* **EXERCISE DIRECTIONS**
Please list all lines of the material below in which the string "exponents" occurs.

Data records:
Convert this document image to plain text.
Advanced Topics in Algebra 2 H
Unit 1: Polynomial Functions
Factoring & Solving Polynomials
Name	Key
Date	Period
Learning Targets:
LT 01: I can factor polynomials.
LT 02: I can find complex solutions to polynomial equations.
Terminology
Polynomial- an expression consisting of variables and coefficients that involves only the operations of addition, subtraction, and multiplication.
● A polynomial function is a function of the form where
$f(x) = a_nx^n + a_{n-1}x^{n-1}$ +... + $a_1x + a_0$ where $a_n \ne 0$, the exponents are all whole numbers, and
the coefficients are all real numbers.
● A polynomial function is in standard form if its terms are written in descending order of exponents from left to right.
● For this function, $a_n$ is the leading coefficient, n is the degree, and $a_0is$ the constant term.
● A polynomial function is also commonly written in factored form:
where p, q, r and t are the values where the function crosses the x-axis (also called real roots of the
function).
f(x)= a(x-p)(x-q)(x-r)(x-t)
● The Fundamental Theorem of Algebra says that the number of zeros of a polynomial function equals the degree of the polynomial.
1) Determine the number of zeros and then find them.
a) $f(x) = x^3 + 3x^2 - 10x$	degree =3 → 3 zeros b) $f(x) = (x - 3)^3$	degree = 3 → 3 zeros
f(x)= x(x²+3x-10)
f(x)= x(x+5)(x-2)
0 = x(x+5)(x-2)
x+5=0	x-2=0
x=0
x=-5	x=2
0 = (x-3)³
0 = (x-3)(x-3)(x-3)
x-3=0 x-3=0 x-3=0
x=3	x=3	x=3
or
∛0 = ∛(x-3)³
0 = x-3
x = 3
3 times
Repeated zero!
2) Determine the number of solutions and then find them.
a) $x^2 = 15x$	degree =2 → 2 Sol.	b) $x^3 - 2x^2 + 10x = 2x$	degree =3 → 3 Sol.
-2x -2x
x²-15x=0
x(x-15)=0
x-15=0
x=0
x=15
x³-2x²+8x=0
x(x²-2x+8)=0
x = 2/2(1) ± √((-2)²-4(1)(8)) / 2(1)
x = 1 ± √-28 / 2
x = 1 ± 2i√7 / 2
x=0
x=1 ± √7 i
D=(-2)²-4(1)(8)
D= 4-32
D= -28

* **EXERCISE SOLUTION**
$f(x) = a_nx^n + a_{n-1}x^{n-1}$ +... + $a_1x + a_0$ where $a_n \ne 0$, the exponents are all whole numbers, and
● A polynomial function is in standard form if its terms are written in descending order of exponents from left to right.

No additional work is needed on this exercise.